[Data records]
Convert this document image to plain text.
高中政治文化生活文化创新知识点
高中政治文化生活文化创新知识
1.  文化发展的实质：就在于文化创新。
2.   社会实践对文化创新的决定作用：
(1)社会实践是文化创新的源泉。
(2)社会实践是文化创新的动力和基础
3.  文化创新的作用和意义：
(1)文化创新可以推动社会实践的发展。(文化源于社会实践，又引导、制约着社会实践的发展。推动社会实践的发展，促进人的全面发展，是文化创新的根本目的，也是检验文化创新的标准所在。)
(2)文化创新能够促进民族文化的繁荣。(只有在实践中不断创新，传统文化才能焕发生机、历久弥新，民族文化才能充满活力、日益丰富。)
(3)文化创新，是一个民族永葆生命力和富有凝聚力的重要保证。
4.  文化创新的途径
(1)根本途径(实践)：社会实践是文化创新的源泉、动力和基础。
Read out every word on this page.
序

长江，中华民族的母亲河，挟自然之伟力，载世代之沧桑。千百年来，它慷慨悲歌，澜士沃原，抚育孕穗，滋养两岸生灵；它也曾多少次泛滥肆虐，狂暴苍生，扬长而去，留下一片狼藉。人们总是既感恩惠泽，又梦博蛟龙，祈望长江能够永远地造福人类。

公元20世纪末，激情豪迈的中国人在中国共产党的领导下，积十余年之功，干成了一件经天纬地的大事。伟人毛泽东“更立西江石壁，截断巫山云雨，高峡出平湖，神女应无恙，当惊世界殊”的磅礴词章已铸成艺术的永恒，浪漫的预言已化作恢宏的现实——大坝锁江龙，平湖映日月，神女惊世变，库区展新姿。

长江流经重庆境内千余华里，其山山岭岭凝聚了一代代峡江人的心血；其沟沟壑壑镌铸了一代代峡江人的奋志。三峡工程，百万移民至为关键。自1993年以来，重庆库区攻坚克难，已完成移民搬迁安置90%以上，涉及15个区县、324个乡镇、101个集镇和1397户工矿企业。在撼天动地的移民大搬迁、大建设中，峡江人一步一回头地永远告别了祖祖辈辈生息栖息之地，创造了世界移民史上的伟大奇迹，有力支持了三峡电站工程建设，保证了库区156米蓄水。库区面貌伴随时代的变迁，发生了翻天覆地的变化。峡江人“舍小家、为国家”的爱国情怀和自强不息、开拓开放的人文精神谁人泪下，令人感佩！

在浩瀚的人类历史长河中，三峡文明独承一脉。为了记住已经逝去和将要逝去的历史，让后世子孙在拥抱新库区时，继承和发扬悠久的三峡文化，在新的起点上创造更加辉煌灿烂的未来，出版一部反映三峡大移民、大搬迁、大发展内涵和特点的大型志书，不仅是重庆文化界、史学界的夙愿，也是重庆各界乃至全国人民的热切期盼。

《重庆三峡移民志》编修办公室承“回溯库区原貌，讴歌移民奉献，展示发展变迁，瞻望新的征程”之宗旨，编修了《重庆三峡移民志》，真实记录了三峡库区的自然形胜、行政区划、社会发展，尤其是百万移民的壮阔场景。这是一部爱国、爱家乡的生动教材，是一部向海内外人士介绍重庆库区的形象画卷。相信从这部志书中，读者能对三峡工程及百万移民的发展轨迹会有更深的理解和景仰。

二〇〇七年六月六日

### WHAT NEEDS TO BE DONE
Would you restate each of the entries word for word?

### REPLY TO THE TASK
Convert this document image to plain text.
高中政治文化生活文化创新知识点
高中政治文化生活文化创新知识
1.  文化发展的实质：就在于文化创新。
2.   社会实践对文化创新的决定作用：
(1)社会实践是文化创新的源泉。
(2)社会实践是文化创新的动力和基础
3.  文化创新的作用和意义：
(1)文化创新可以推动社会实践的发展。(文化源于社会实践，又引导、制约着社会实践的发展。推动社会实践的发展，促进人的全面发展，是文化创新的根本目的，也是检验文化创新的标准所在。)
(2)文化创新能够促进民族文化的繁荣。(只有在实践中不断创新，传统文化才能焕发生机、历久弥新，民族文化才能充满活力、日益丰富。)
(3)文化创新，是一个民族永葆生命力和富有凝聚力的重要保证。
4.  文化创新的途径
(1)根本途径(实践)：社会实践是文化创新的源泉、动力和基础。
Read out every word on this page.
序

长江，中华民族的母亲河，挟自然之伟力，载世代之沧桑。千百年来，它慷慨悲歌，澜士沃原，抚育孕穗，滋养两岸生灵；它也曾多少次泛滥肆虐，狂暴苍生，扬长而去，留下一片狼藉。人们总是既感恩惠泽，又梦博蛟龙，祈望长江能够永远地造福人类。

公元20世纪末，激情豪迈的中国人在中国共产党的领导下，积十余年之功，干成了一件经天纬地的大事。伟人毛泽东“更立西江石壁，截断巫山云雨，高峡出平湖，神女应无恙，当惊世界殊”的磅礴词章已铸成艺术的永恒，浪漫的预言已化作恢宏的现实——大坝锁江龙，平湖映日月，神女惊世变，库区展新姿。

长江流经重庆境内千余华里，其山山岭岭凝聚了一代代峡江人的心血；其沟沟壑壑镌铸了一代代峡江人的奋志。三峡工程，百万移民至为关键。自1993年以来，重庆库区攻坚克难，已完成移民搬迁安置90%以上，涉及15个区县、324个乡镇、101个集镇和1397户工矿企业。在撼天动地的移民大搬迁、大建设中，峡江人一步一回头地永远告别了祖祖辈辈生息栖息之地，创造了世界移民史上的伟大奇迹，有力支持了三峡电站工程建设，保证了库区156米蓄水。库区面貌伴随时代的变迁，发生了翻天覆地的变化。峡江人“舍小家、为国家”的爱国情怀和自强不息、开拓开放的人文精神谁人泪下，令人感佩！

在浩瀚的人类历史长河中，三峡文明独承一脉。为了记住已经逝去和将要逝去的历史，让后世子孙在拥抱新库区时，继承和发扬悠久的三峡文化，在新的起点上创造更加辉煌灿烂的未来，出版一部反映三峡大移民、大搬迁、大发展内涵和特点的大型志书，不仅是重庆文化界、史学界的夙愿，也是重庆各界乃至全国人民的热切期盼。

《重庆三峡移民志》编修办公室承“回溯库区原貌，讴歌移民奉献，展示发展变迁，瞻望新的征程”之宗旨，编修了《重庆三峡移民志》，真实记录了三峡库区的自然形胜、行政区划、社会发展，尤其是百万移民的壮阔场景。这是一部爱国、爱家乡的生动教材，是一部向海内外人士介绍重庆库区的形象画卷。相信从这部志书中，读者能对三峡工程及百万移民的发展轨迹会有更深的理解和景仰。

二〇〇七年六月六日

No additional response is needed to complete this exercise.